§ Listed records:
● ● ● ● ●

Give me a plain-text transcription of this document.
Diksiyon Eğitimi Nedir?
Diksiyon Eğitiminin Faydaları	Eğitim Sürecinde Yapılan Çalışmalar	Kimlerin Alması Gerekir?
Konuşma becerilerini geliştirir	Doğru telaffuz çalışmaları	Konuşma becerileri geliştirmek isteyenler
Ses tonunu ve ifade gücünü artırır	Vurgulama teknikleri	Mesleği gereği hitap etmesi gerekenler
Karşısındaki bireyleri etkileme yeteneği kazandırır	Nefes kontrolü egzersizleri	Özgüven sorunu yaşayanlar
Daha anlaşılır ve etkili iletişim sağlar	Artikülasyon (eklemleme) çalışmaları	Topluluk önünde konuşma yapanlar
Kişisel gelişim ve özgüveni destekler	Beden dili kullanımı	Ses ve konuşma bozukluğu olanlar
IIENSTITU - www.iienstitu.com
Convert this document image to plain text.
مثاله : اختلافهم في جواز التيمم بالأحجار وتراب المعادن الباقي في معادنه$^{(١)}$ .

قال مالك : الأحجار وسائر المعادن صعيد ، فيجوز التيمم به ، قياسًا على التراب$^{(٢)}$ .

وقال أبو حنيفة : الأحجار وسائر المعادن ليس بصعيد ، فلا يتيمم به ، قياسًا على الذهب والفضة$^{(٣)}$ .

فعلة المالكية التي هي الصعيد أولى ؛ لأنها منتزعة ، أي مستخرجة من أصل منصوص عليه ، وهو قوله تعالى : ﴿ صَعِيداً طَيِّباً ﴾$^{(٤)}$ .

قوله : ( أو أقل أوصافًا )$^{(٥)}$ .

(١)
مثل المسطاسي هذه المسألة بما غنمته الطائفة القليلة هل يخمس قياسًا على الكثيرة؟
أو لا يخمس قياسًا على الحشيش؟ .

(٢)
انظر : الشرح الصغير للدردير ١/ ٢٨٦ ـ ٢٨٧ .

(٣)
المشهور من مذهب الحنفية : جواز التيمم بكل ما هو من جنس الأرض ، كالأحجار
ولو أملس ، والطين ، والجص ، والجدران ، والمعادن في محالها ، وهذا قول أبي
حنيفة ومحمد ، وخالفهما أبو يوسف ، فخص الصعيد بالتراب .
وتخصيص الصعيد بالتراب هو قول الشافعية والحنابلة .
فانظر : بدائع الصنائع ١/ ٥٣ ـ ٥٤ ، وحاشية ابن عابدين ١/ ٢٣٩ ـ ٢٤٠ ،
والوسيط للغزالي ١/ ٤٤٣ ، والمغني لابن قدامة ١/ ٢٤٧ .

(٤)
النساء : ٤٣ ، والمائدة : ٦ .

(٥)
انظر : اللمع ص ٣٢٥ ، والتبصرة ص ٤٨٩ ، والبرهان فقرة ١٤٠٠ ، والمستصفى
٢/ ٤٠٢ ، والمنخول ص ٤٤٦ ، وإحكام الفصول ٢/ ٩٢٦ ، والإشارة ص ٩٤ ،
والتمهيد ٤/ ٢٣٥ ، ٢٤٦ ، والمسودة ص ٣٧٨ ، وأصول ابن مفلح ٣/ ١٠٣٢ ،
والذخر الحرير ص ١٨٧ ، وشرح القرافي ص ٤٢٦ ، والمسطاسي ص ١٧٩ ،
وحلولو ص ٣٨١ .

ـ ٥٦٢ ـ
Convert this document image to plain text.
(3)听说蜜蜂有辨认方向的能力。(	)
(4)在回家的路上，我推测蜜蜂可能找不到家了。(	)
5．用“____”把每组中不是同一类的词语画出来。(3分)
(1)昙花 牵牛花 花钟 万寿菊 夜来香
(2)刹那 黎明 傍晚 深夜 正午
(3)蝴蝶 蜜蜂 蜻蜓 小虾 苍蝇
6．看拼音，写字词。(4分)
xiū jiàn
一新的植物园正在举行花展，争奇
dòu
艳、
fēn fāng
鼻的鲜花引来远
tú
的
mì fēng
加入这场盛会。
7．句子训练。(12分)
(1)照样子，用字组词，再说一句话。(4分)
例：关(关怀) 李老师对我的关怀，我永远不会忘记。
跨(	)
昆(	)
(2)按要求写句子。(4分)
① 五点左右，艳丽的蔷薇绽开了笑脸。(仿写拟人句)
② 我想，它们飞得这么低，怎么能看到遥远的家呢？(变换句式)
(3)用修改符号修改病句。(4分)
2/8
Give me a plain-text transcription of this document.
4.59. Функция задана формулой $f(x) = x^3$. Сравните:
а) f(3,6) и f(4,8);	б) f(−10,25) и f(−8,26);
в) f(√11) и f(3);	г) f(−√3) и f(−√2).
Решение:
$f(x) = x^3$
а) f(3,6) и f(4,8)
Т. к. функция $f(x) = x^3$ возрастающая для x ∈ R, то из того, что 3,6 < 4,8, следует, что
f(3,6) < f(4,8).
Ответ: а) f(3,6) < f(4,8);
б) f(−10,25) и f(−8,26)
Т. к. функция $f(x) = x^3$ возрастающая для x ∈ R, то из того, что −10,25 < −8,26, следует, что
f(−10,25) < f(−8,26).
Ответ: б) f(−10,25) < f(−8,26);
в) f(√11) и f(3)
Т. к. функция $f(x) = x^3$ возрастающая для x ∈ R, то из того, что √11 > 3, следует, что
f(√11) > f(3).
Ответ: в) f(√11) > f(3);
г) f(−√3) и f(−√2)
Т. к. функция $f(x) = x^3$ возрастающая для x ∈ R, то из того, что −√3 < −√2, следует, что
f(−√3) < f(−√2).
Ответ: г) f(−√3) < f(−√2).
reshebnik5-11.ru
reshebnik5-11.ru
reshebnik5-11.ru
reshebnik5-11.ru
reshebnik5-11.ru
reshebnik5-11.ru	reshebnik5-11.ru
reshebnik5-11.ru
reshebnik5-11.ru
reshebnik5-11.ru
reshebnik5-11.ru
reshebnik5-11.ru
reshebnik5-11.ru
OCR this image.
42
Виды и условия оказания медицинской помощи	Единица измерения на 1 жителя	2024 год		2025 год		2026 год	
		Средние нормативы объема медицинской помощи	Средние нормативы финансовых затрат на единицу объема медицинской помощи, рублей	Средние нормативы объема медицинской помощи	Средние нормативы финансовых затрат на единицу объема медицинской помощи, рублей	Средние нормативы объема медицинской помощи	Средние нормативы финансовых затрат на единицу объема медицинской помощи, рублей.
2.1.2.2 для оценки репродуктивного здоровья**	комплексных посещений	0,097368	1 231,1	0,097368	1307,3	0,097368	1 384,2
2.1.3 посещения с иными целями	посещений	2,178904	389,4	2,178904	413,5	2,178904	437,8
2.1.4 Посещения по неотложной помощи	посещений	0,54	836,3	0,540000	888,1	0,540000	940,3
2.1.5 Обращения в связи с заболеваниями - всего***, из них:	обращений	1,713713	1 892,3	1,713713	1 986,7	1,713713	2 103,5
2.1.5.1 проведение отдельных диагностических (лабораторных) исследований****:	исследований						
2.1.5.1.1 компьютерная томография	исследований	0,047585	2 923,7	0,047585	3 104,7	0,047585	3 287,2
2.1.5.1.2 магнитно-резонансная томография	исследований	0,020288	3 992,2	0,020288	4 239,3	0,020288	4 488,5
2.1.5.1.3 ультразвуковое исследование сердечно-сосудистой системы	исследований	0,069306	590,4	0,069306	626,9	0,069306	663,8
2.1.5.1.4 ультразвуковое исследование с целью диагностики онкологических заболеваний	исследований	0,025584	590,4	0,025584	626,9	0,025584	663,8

● ● ● ● ●

§ Exercise aim: Write out all the data again, exactly as it appears.

§ Task response:
Give me a plain-text transcription of this document.
Diksiyon Eğitimi Nedir?
Diksiyon Eğitiminin Faydaları	Eğitim Sürecinde Yapılan Çalışmalar	Kimlerin Alması Gerekir?
Konuşma becerilerini geliştirir	Doğru telaffuz çalışmaları	Konuşma becerileri geliştirmek isteyenler
Ses tonunu ve ifade gücünü artırır	Vurgulama teknikleri	Mesleği gereği hitap etmesi gerekenler
Karşısındaki bireyleri etkileme yeteneği kazandırır	Nefes kontrolü egzersizleri	Özgüven sorunu yaşayanlar
Daha anlaşılır ve etkili iletişim sağlar	Artikülasyon (eklemleme) çalışmaları	Topluluk önünde konuşma yapanlar
Kişisel gelişim ve özgüveni destekler	Beden dili kullanımı	Ses ve konuşma bozukluğu olanlar
IIENSTITU - www.iienstitu.com
Convert this document image to plain text.
مثاله : اختلافهم في جواز التيمم بالأحجار وتراب المعادن الباقي في معادنه$^{(١)}$ .

قال مالك : الأحجار وسائر المعادن صعيد ، فيجوز التيمم به ، قياسًا على التراب$^{(٢)}$ .

وقال أبو حنيفة : الأحجار وسائر المعادن ليس بصعيد ، فلا يتيمم به ، قياسًا على الذهب والفضة$^{(٣)}$ .

فعلة المالكية التي هي الصعيد أولى ؛ لأنها منتزعة ، أي مستخرجة من أصل منصوص عليه ، وهو قوله تعالى : ﴿ صَعِيداً طَيِّباً ﴾$^{(٤)}$ .

قوله : ( أو أقل أوصافًا )$^{(٥)}$ .

(١)
مثل المسطاسي هذه المسألة بما غنمته الطائفة القليلة هل يخمس قياسًا على الكثيرة؟
أو لا يخمس قياسًا على الحشيش؟ .

(٢)
انظر : الشرح الصغير للدردير ١/ ٢٨٦ ـ ٢٨٧ .

(٣)
المشهور من مذهب الحنفية : جواز التيمم بكل ما هو من جنس الأرض ، كالأحجار
ولو أملس ، والطين ، والجص ، والجدران ، والمعادن في محالها ، وهذا قول أبي
حنيفة ومحمد ، وخالفهما أبو يوسف ، فخص الصعيد بالتراب .
وتخصيص الصعيد بالتراب هو قول الشافعية والحنابلة .
فانظر : بدائع الصنائع ١/ ٥٣ ـ ٥٤ ، وحاشية ابن عابدين ١/ ٢٣٩ ـ ٢٤٠ ،
والوسيط للغزالي ١/ ٤٤٣ ، والمغني لابن قدامة ١/ ٢٤٧ .

(٤)
النساء : ٤٣ ، والمائدة : ٦ .

(٥)
انظر : اللمع ص ٣٢٥ ، والتبصرة ص ٤٨٩ ، والبرهان فقرة ١٤٠٠ ، والمستصفى
٢/ ٤٠٢ ، والمنخول ص ٤٤٦ ، وإحكام الفصول ٢/ ٩٢٦ ، والإشارة ص ٩٤ ،
والتمهيد ٤/ ٢٣٥ ، ٢٤٦ ، والمسودة ص ٣٧٨ ، وأصول ابن مفلح ٣/ ١٠٣٢ ،
والذخر الحرير ص ١٨٧ ، وشرح القرافي ص ٤٢٦ ، والمسطاسي ص ١٧٩ ،
وحلولو ص ٣٨١ .

ـ ٥٦٢ ـ
Convert this document image to plain text.
(3)听说蜜蜂有辨认方向的能力。(	)
(4)在回家的路上，我推测蜜蜂可能找不到家了。(	)
5．用“____”把每组中不是同一类的词语画出来。(3分)
(1)昙花 牵牛花 花钟 万寿菊 夜来香
(2)刹那 黎明 傍晚 深夜 正午
(3)蝴蝶 蜜蜂 蜻蜓 小虾 苍蝇
6．看拼音，写字词。(4分)
xiū jiàn
一新的植物园正在举行花展，争奇
dòu
艳、
fēn fāng
鼻的鲜花引来远
tú
的
mì fēng
加入这场盛会。
7．句子训练。(12分)
(1)照样子，用字组词，再说一句话。(4分)
例：关(关怀) 李老师对我的关怀，我永远不会忘记。
跨(	)
昆(	)
(2)按要求写句子。(4分)
① 五点左右，艳丽的蔷薇绽开了笑脸。(仿写拟人句)
② 我想，它们飞得这么低，怎么能看到遥远的家呢？(变换句式)
(3)用修改符号修改病句。(4分)
2/8
Give me a plain-text transcription of this document.
4.59. Функция задана формулой $f(x) = x^3$. Сравните:
а) f(3,6) и f(4,8);	б) f(−10,25) и f(−8,26);
в) f(√11) и f(3);	г) f(−√3) и f(−√2).
Решение:
$f(x) = x^3$
а) f(3,6) и f(4,8)
Т. к. функция $f(x) = x^3$ возрастающая для x ∈ R, то из того, что 3,6 < 4,8, следует, что
f(3,6) < f(4,8).
Ответ: а) f(3,6) < f(4,8);
б) f(−10,25) и f(−8,26)
Т. к. функция $f(x) = x^3$ возрастающая для x ∈ R, то из того, что −10,25 < −8,26, следует, что
f(−10,25) < f(−8,26).
Ответ: б) f(−10,25) < f(−8,26);
в) f(√11) и f(3)
Т. к. функция $f(x) = x^3$ возрастающая для x ∈ R, то из того, что √11 > 3, следует, что
f(√11) > f(3).
Ответ: в) f(√11) > f(3);
г) f(−√3) и f(−√2)
Т. к. функция $f(x) = x^3$ возрастающая для x ∈ R, то из того, что −√3 < −√2, следует, что
f(−√3) < f(−√2).
Ответ: г) f(−√3) < f(−√2).
reshebnik5-11.ru
reshebnik5-11.ru
reshebnik5-11.ru
reshebnik5-11.ru
reshebnik5-11.ru
reshebnik5-11.ru	reshebnik5-11.ru
reshebnik5-11.ru
reshebnik5-11.ru
reshebnik5-11.ru
reshebnik5-11.ru
reshebnik5-11.ru
reshebnik5-11.ru
OCR this image.
42
Виды и условия оказания медицинской помощи	Единица измерения на 1 жителя	2024 год		2025 год		2026 год	
		Средние нормативы объема медицинской помощи	Средние нормативы финансовых затрат на единицу объема медицинской помощи, рублей	Средние нормативы объема медицинской помощи	Средние нормативы финансовых затрат на единицу объема медицинской помощи, рублей	Средние нормативы объема медицинской помощи	Средние нормативы финансовых затрат на единицу объема медицинской помощи, рублей.
2.1.2.2 для оценки репродуктивного здоровья**	комплексных посещений	0,097368	1 231,1	0,097368	1307,3	0,097368	1 384,2
2.1.3 посещения с иными целями	посещений	2,178904	389,4	2,178904	413,5	2,178904	437,8
2.1.4 Посещения по неотложной помощи	посещений	0,54	836,3	0,540000	888,1	0,540000	940,3
2.1.5 Обращения в связи с заболеваниями - всего***, из них:	обращений	1,713713	1 892,3	1,713713	1 986,7	1,713713	2 103,5
2.1.5.1 проведение отдельных диагностических (лабораторных) исследований****:	исследований						
2.1.5.1.1 компьютерная томография	исследований	0,047585	2 923,7	0,047585	3 104,7	0,047585	3 287,2
2.1.5.1.2 магнитно-резонансная томография	исследований	0,020288	3 992,2	0,020288	4 239,3	0,020288	4 488,5
2.1.5.1.3 ультразвуковое исследование сердечно-сосудистой системы	исследований	0,069306	590,4	0,069306	626,9	0,069306	663,8
2.1.5.1.4 ультразвуковое исследование с целью диагностики онкологических заболеваний	исследований	0,025584	590,4	0,025584	626,9	0,025584	663,8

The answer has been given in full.